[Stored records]
##############################

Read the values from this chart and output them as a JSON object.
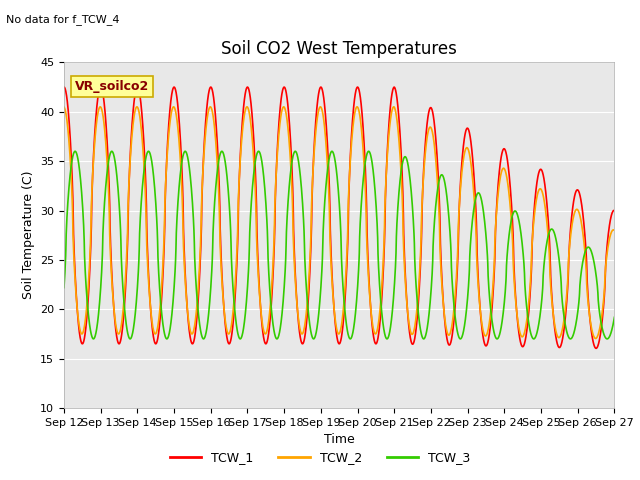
{
  "title": "Soil CO2 West Temperatures",
  "xlabel": "Time",
  "ylabel": "Soil Temperature (C)",
  "no_data_text": "No data for f_TCW_4",
  "annotation_text": "VR_soilco2",
  "ylim": [
    10,
    45
  ],
  "xtick_labels": [
    "Sep 12",
    "Sep 13",
    "Sep 14",
    "Sep 15",
    "Sep 16",
    "Sep 17",
    "Sep 18",
    "Sep 19",
    "Sep 20",
    "Sep 21",
    "Sep 22",
    "Sep 23",
    "Sep 24",
    "Sep 25",
    "Sep 26",
    "Sep 27"
  ],
  "ytick_vals": [
    10,
    15,
    20,
    25,
    30,
    35,
    40,
    45
  ],
  "line_colors": [
    "#ff0000",
    "#ffa500",
    "#33cc00"
  ],
  "line_labels": [
    "TCW_1",
    "TCW_2",
    "TCW_3"
  ],
  "line_width": 1.2,
  "bg_color": "#e8e8e8",
  "fig_color": "#ffffff",
  "annotation_bg": "#ffff99",
  "annotation_border": "#ccaa00",
  "title_fontsize": 12,
  "label_fontsize": 9,
  "tick_fontsize": 8,
  "legend_fontsize": 9
}
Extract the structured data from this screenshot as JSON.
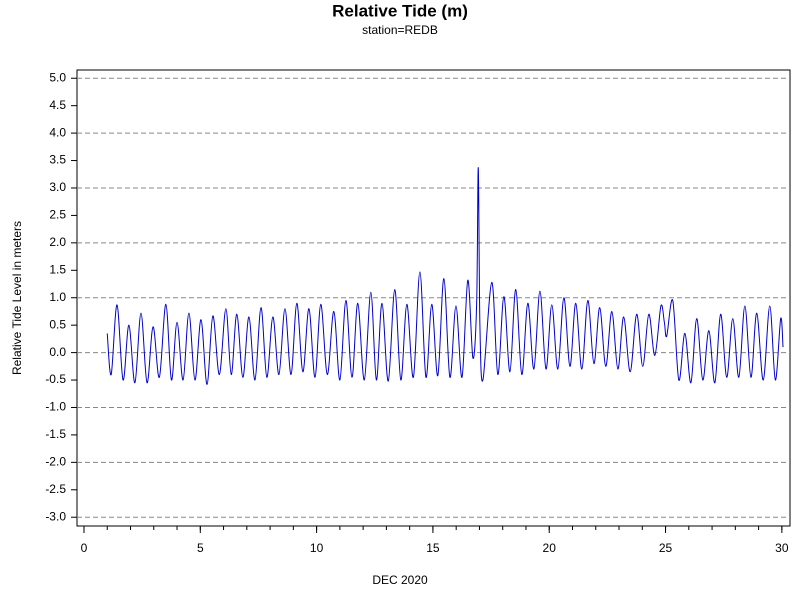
{
  "chart_data": {
    "type": "line",
    "title": "Relative Tide (m)",
    "subtitle": "station=REDB",
    "xlabel": "DEC 2020",
    "ylabel": "Relative Tide Level in meters",
    "xlim": [
      -0.3,
      30.35
    ],
    "ylim": [
      -3.16,
      5.15
    ],
    "xticks": [
      0,
      5,
      10,
      15,
      20,
      25,
      30
    ],
    "xminorticks": [
      0,
      1,
      2,
      3,
      4,
      5,
      6,
      7,
      8,
      9,
      10,
      11,
      12,
      13,
      14,
      15,
      16,
      17,
      18,
      19,
      20,
      21,
      22,
      23,
      24,
      25,
      26,
      27,
      28,
      29,
      30
    ],
    "yticks": [
      {
        "value": 5,
        "label": "5.0"
      },
      4.5,
      {
        "value": 4,
        "label": "4.0"
      },
      3.5,
      {
        "value": 3,
        "label": "3.0"
      },
      2.5,
      {
        "value": 2,
        "label": "2.0"
      },
      1.5,
      {
        "value": 1,
        "label": "1.0"
      },
      0.5,
      {
        "value": 0,
        "label": "0.0"
      },
      -0.5,
      {
        "value": -1,
        "label": "-1.0"
      },
      -1.5,
      {
        "value": -2,
        "label": "-2.0"
      },
      -2.5,
      {
        "value": -3,
        "label": "-3.0"
      }
    ],
    "grid": true,
    "series": [
      {
        "name": "Relative Tide",
        "color": "#0000cc",
        "x": [
          1.0,
          1.17,
          1.42,
          1.68,
          1.93,
          2.19,
          2.45,
          2.71,
          2.97,
          3.24,
          3.52,
          3.76,
          4.0,
          4.26,
          4.51,
          4.77,
          5.03,
          5.29,
          5.54,
          5.82,
          6.1,
          6.33,
          6.57,
          6.83,
          7.09,
          7.35,
          7.61,
          7.86,
          8.12,
          8.38,
          8.64,
          8.9,
          9.15,
          9.41,
          9.67,
          9.93,
          10.18,
          10.46,
          10.74,
          11.0,
          11.26,
          11.52,
          11.77,
          12.05,
          12.33,
          12.57,
          12.81,
          13.08,
          13.36,
          13.62,
          13.88,
          14.16,
          14.44,
          14.7,
          14.95,
          15.21,
          15.47,
          15.73,
          15.99,
          16.25,
          16.5,
          16.72,
          16.88,
          16.95,
          17.02,
          17.15,
          17.53,
          17.79,
          18.05,
          18.31,
          18.56,
          18.82,
          19.08,
          19.34,
          19.6,
          19.86,
          20.11,
          20.37,
          20.63,
          20.89,
          21.14,
          21.4,
          21.66,
          21.92,
          22.17,
          22.43,
          22.69,
          22.95,
          23.2,
          23.48,
          23.76,
          24.02,
          24.28,
          24.54,
          24.8,
          24.95,
          25.05,
          25.31,
          25.57,
          25.83,
          26.09,
          26.34,
          26.6,
          26.86,
          27.12,
          27.37,
          27.63,
          27.89,
          28.15,
          28.41,
          28.67,
          28.92,
          29.2,
          29.48,
          29.72,
          29.95,
          30.05
        ],
        "values": [
          0.35,
          -0.4,
          0.87,
          -0.5,
          0.5,
          -0.55,
          0.72,
          -0.55,
          0.47,
          -0.45,
          0.88,
          -0.5,
          0.55,
          -0.5,
          0.72,
          -0.5,
          0.6,
          -0.58,
          0.67,
          -0.4,
          0.8,
          -0.4,
          0.7,
          -0.45,
          0.65,
          -0.5,
          0.82,
          -0.45,
          0.65,
          -0.4,
          0.8,
          -0.4,
          0.9,
          -0.35,
          0.8,
          -0.45,
          0.88,
          -0.4,
          0.75,
          -0.5,
          0.95,
          -0.45,
          0.9,
          -0.5,
          1.1,
          -0.5,
          0.9,
          -0.52,
          1.15,
          -0.5,
          0.88,
          -0.45,
          1.47,
          -0.45,
          0.88,
          -0.42,
          1.35,
          -0.45,
          0.85,
          -0.45,
          1.32,
          -0.1,
          0.9,
          3.37,
          0.5,
          -0.5,
          1.28,
          -0.4,
          1.02,
          -0.35,
          1.15,
          -0.4,
          0.9,
          -0.3,
          1.12,
          -0.3,
          0.87,
          -0.3,
          1.0,
          -0.25,
          0.9,
          -0.3,
          0.95,
          -0.2,
          0.82,
          -0.25,
          0.75,
          -0.3,
          0.65,
          -0.35,
          0.7,
          -0.25,
          0.7,
          -0.05,
          0.85,
          0.55,
          0.3,
          0.95,
          -0.5,
          0.35,
          -0.55,
          0.62,
          -0.5,
          0.4,
          -0.55,
          0.7,
          -0.45,
          0.62,
          -0.45,
          0.85,
          -0.45,
          0.72,
          -0.5,
          0.85,
          -0.5,
          0.62,
          0.1
        ]
      }
    ]
  }
}
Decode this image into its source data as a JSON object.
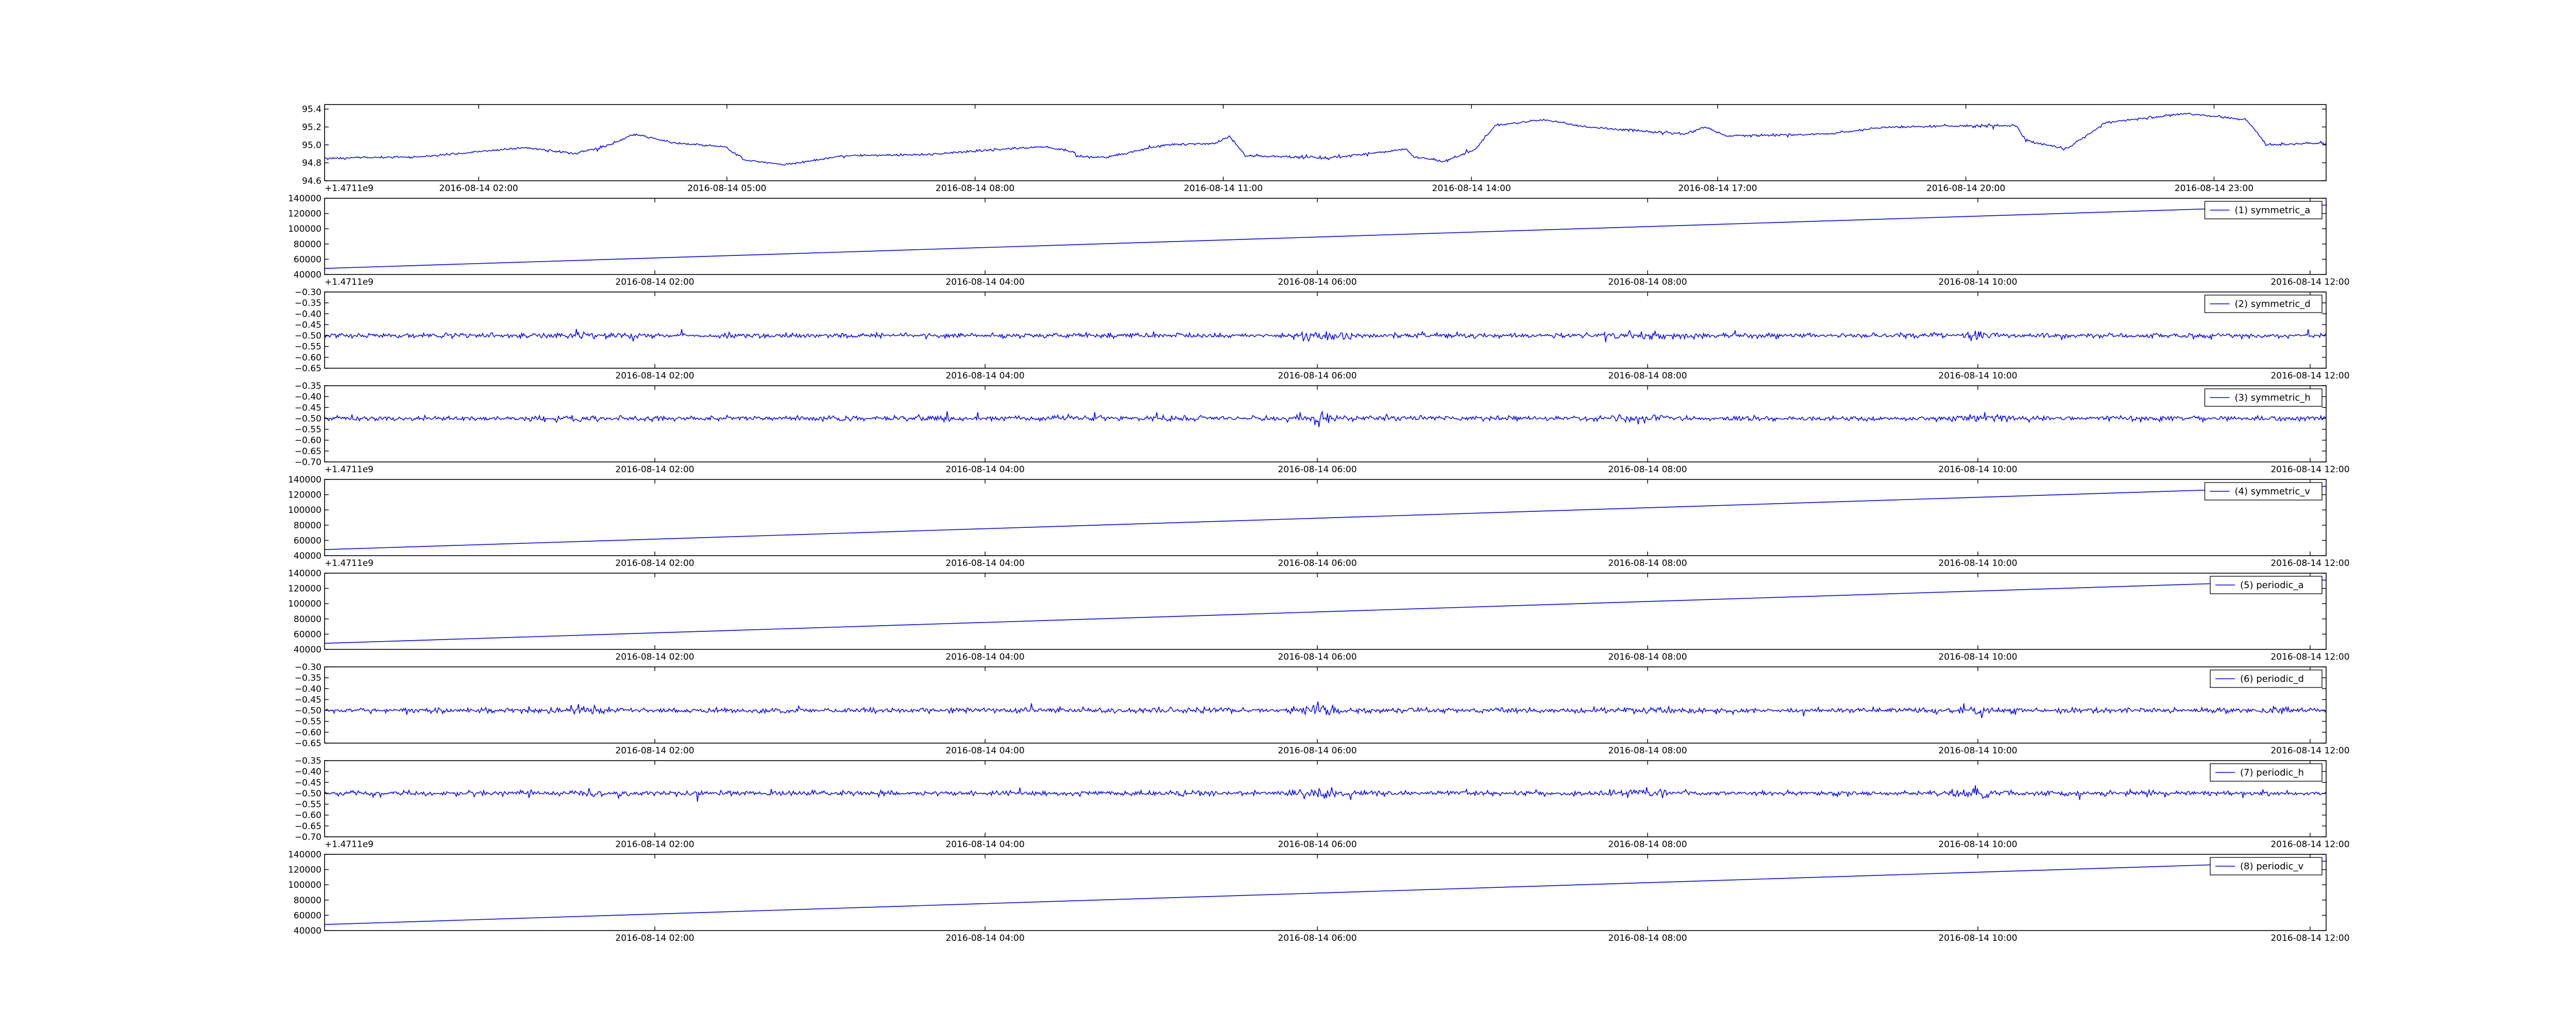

##############################

WHAT NEEDS TO BE DONE: Transcribe each entry precisely as given, leaving the pictures out.

IN RESPONSE:
Read the values from this chart and output them as a JSON object.
{
  "title": "Soil CO2 West Temperatures",
  "xlabel": "Time",
  "ylabel": "Soil Temperature (C)",
  "no_data_text": "No data for f_TCW_4",
  "annotation_text": "VR_soilco2",
  "ylim": [
    10,
    45
  ],
  "xtick_labels": [
    "Sep 12",
    "Sep 13",
    "Sep 14",
    "Sep 15",
    "Sep 16",
    "Sep 17",
    "Sep 18",
    "Sep 19",
    "Sep 20",
    "Sep 21",
    "Sep 22",
    "Sep 23",
    "Sep 24",
    "Sep 25",
    "Sep 26",
    "Sep 27"
  ],
  "ytick_vals": [
    10,
    15,
    20,
    25,
    30,
    35,
    40,
    45
  ],
  "line_colors": [
    "#ff0000",
    "#ffa500",
    "#33cc00"
  ],
  "line_labels": [
    "TCW_1",
    "TCW_2",
    "TCW_3"
  ],
  "line_width": 1.2,
  "bg_color": "#e8e8e8",
  "fig_color": "#ffffff",
  "annotation_bg": "#ffff99",
  "annotation_border": "#ccaa00",
  "title_fontsize": 12,
  "label_fontsize": 9,
  "tick_fontsize": 8,
  "legend_fontsize": 9
}
Extract the structured data from this screenshot as JSON.
{
  "chart_data": {
    "type": "line",
    "title": "Relative Tide (m)",
    "subtitle": "station=REDB",
    "xlabel": "DEC 2020",
    "ylabel": "Relative Tide Level in meters",
    "xlim": [
      -0.3,
      30.35
    ],
    "ylim": [
      -3.16,
      5.15
    ],
    "xticks": [
      0,
      5,
      10,
      15,
      20,
      25,
      30
    ],
    "xminorticks": [
      0,
      1,
      2,
      3,
      4,
      5,
      6,
      7,
      8,
      9,
      10,
      11,
      12,
      13,
      14,
      15,
      16,
      17,
      18,
      19,
      20,
      21,
      22,
      23,
      24,
      25,
      26,
      27,
      28,
      29,
      30
    ],
    "yticks": [
      {
        "value": 5,
        "label": "5.0"
      },
      4.5,
      {
        "value": 4,
        "label": "4.0"
      },
      3.5,
      {
        "value": 3,
        "label": "3.0"
      },
      2.5,
      {
        "value": 2,
        "label": "2.0"
      },
      1.5,
      {
        "value": 1,
        "label": "1.0"
      },
      0.5,
      {
        "value": 0,
        "label": "0.0"
      },
      -0.5,
      {
        "value": -1,
        "label": "-1.0"
      },
      -1.5,
      {
        "value": -2,
        "label": "-2.0"
      },
      -2.5,
      {
        "value": -3,
        "label": "-3.0"
      }
    ],
    "grid": true,
    "series": [
      {
        "name": "Relative Tide",
        "color": "#0000cc",
        "x": [
          1.0,
          1.17,
          1.42,
          1.68,
          1.93,
          2.19,
          2.45,
          2.71,
          2.97,
          3.24,
          3.52,
          3.76,
          4.0,
          4.26,
          4.51,
          4.77,
          5.03,
          5.29,
          5.54,
          5.82,
          6.1,
          6.33,
          6.57,
          6.83,
          7.09,
          7.35,
          7.61,
          7.86,
          8.12,
          8.38,
          8.64,
          8.9,
          9.15,
          9.41,
          9.67,
          9.93,
          10.18,
          10.46,
          10.74,
          11.0,
          11.26,
          11.52,
          11.77,
          12.05,
          12.33,
          12.57,
          12.81,
          13.08,
          13.36,
          13.62,
          13.88,
          14.16,
          14.44,
          14.7,
          14.95,
          15.21,
          15.47,
          15.73,
          15.99,
          16.25,
          16.5,
          16.72,
          16.88,
          16.95,
          17.02,
          17.15,
          17.53,
          17.79,
          18.05,
          18.31,
          18.56,
          18.82,
          19.08,
          19.34,
          19.6,
          19.86,
          20.11,
          20.37,
          20.63,
          20.89,
          21.14,
          21.4,
          21.66,
          21.92,
          22.17,
          22.43,
          22.69,
          22.95,
          23.2,
          23.48,
          23.76,
          24.02,
          24.28,
          24.54,
          24.8,
          24.95,
          25.05,
          25.31,
          25.57,
          25.83,
          26.09,
          26.34,
          26.6,
          26.86,
          27.12,
          27.37,
          27.63,
          27.89,
          28.15,
          28.41,
          28.67,
          28.92,
          29.2,
          29.48,
          29.72,
          29.95,
          30.05
        ],
        "values": [
          0.35,
          -0.4,
          0.87,
          -0.5,
          0.5,
          -0.55,
          0.72,
          -0.55,
          0.47,
          -0.45,
          0.88,
          -0.5,
          0.55,
          -0.5,
          0.72,
          -0.5,
          0.6,
          -0.58,
          0.67,
          -0.4,
          0.8,
          -0.4,
          0.7,
          -0.45,
          0.65,
          -0.5,
          0.82,
          -0.45,
          0.65,
          -0.4,
          0.8,
          -0.4,
          0.9,
          -0.35,
          0.8,
          -0.45,
          0.88,
          -0.4,
          0.75,
          -0.5,
          0.95,
          -0.45,
          0.9,
          -0.5,
          1.1,
          -0.5,
          0.9,
          -0.52,
          1.15,
          -0.5,
          0.88,
          -0.45,
          1.47,
          -0.45,
          0.88,
          -0.42,
          1.35,
          -0.45,
          0.85,
          -0.45,
          1.32,
          -0.1,
          0.9,
          3.37,
          0.5,
          -0.5,
          1.28,
          -0.4,
          1.02,
          -0.35,
          1.15,
          -0.4,
          0.9,
          -0.3,
          1.12,
          -0.3,
          0.87,
          -0.3,
          1.0,
          -0.25,
          0.9,
          -0.3,
          0.95,
          -0.2,
          0.82,
          -0.25,
          0.75,
          -0.3,
          0.65,
          -0.35,
          0.7,
          -0.25,
          0.7,
          -0.05,
          0.85,
          0.55,
          0.3,
          0.95,
          -0.5,
          0.35,
          -0.55,
          0.62,
          -0.5,
          0.4,
          -0.55,
          0.7,
          -0.45,
          0.62,
          -0.45,
          0.85,
          -0.45,
          0.72,
          -0.5,
          0.85,
          -0.5,
          0.62,
          0.1
        ]
      }
    ]
  }
}
Decode this image into its source data as a JSON object.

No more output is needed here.